◆ Work to do
Count up the lines in the following listing that hold the word "save", then give only that count.

(Stored data)
★ ★ ★ ★ ★ ★ ★
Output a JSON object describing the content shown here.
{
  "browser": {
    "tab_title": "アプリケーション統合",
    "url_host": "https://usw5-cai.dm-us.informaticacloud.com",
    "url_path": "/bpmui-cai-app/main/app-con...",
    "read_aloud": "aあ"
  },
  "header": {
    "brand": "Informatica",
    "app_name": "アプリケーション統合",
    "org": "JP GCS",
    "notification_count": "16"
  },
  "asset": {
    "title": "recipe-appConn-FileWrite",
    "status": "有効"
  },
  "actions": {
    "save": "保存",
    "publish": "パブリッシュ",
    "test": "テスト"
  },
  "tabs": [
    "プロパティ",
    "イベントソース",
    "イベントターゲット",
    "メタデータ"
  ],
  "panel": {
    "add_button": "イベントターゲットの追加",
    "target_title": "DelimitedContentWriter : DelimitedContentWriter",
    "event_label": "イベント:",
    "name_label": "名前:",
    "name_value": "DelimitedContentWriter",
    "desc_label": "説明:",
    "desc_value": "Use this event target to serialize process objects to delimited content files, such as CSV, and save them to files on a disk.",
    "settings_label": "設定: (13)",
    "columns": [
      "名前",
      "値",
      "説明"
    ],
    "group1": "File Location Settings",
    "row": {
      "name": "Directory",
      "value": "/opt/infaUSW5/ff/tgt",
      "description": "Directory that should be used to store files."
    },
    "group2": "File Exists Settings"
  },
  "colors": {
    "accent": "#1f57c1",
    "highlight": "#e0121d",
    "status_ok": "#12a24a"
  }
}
★ ★ ★ ★ ★ ★ ★
◆ Full answer
2